### Work to be completed
Repeat the lines below exactly as they appear, but leave out the images.

### Dataset records on visual material
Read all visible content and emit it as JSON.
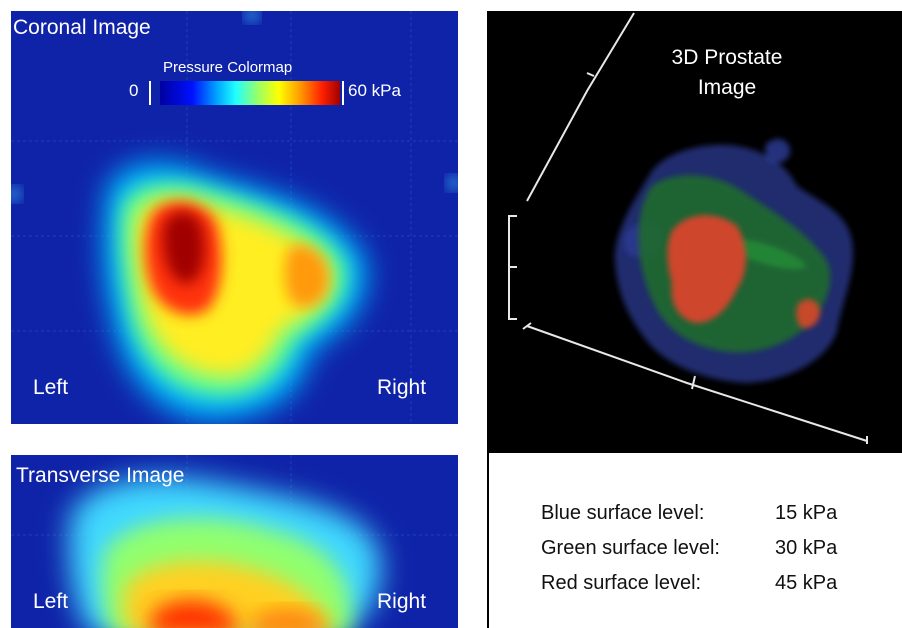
{
  "coronal": {
    "title": "Coronal Image",
    "left_label": "Left",
    "right_label": "Right"
  },
  "colormap": {
    "title": "Pressure Colormap",
    "min_label": "0",
    "max_label": "60 kPa",
    "stops": [
      "#0000a0",
      "#0010ff",
      "#00a8ff",
      "#20ffff",
      "#9fff60",
      "#ffff00",
      "#ff9900",
      "#ff2000",
      "#a00000"
    ]
  },
  "transverse": {
    "title": "Transverse Image",
    "left_label": "Left",
    "right_label": "Right"
  },
  "render3d": {
    "title_line1": "3D Prostate",
    "title_line2": "Image"
  },
  "surface_levels": [
    {
      "name": "Blue surface level:",
      "value": "15 kPa",
      "color": "#3050c0"
    },
    {
      "name": "Green surface level:",
      "value": "30 kPa",
      "color": "#30a040"
    },
    {
      "name": "Red surface level:",
      "value": "45 kPa",
      "color": "#e04020"
    }
  ]
}
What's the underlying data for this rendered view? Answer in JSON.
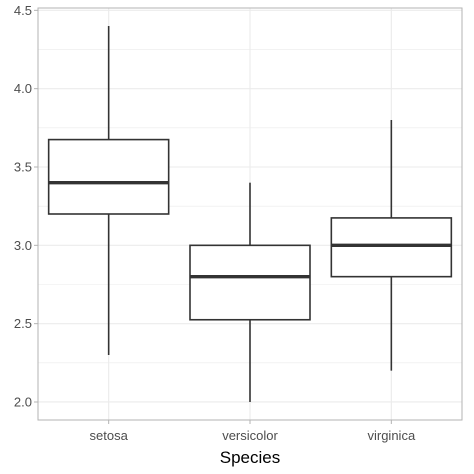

### Written solution
Read all visible content and emit it as JSON.
{
  "coronal": {
    "title": "Coronal Image",
    "left_label": "Left",
    "right_label": "Right"
  },
  "colormap": {
    "title": "Pressure Colormap",
    "min_label": "0",
    "max_label": "60 kPa",
    "stops": [
      "#0000a0",
      "#0010ff",
      "#00a8ff",
      "#20ffff",
      "#9fff60",
      "#ffff00",
      "#ff9900",
      "#ff2000",
      "#a00000"
    ]
  },
  "transverse": {
    "title": "Transverse Image",
    "left_label": "Left",
    "right_label": "Right"
  },
  "render3d": {
    "title_line1": "3D Prostate",
    "title_line2": "Image"
  },
  "surface_levels": [
    {
      "name": "Blue surface level:",
      "value": "15 kPa",
      "color": "#3050c0"
    },
    {
      "name": "Green surface level:",
      "value": "30 kPa",
      "color": "#30a040"
    },
    {
      "name": "Red surface level:",
      "value": "45 kPa",
      "color": "#e04020"
    }
  ]
}
What's the underlying data for this rendered view? Answer in JSON.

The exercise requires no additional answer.